Dataset entries
>>>>>

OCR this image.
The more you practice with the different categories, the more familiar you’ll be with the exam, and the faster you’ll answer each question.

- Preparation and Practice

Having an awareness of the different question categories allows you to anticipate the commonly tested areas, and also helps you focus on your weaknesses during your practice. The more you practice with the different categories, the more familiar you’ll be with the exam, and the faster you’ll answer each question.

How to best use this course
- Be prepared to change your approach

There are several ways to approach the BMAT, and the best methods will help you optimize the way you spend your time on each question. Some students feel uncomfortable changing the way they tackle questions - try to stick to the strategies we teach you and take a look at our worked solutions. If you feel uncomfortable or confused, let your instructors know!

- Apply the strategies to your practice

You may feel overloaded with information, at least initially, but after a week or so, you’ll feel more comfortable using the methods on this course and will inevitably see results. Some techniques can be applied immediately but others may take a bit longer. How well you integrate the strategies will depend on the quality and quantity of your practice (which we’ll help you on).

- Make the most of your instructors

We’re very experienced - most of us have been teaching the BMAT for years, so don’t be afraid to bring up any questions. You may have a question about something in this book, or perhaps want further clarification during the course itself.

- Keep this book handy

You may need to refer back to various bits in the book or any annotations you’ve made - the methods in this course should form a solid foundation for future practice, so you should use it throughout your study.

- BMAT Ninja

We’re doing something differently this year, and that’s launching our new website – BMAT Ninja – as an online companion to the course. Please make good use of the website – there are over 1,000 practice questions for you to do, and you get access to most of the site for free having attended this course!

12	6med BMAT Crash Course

<<<<<
>>>>>

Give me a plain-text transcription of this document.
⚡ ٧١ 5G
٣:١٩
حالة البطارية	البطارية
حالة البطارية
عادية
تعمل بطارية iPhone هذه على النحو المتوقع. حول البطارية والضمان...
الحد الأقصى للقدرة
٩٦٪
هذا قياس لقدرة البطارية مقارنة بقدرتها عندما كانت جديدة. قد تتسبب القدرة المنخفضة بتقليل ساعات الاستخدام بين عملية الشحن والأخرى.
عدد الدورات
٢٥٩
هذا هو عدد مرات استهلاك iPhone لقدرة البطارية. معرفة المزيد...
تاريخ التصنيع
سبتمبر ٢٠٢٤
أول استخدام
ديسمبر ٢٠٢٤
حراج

<<<<<

* _Exercise brief_: Pick out every line above that contains the word "book" and copy it.

* _Final answer_:
We’re very experienced - most of us have been teaching the BMAT for years, so don’t be afraid to bring up any questions. You may have a question about something in this book, or perhaps want further clarification during the course itself.
- Keep this book handy
You may need to refer back to various bits in the book or any annotations you’ve made - the methods in this course should form a solid foundation for future practice, so you should use it throughout your study.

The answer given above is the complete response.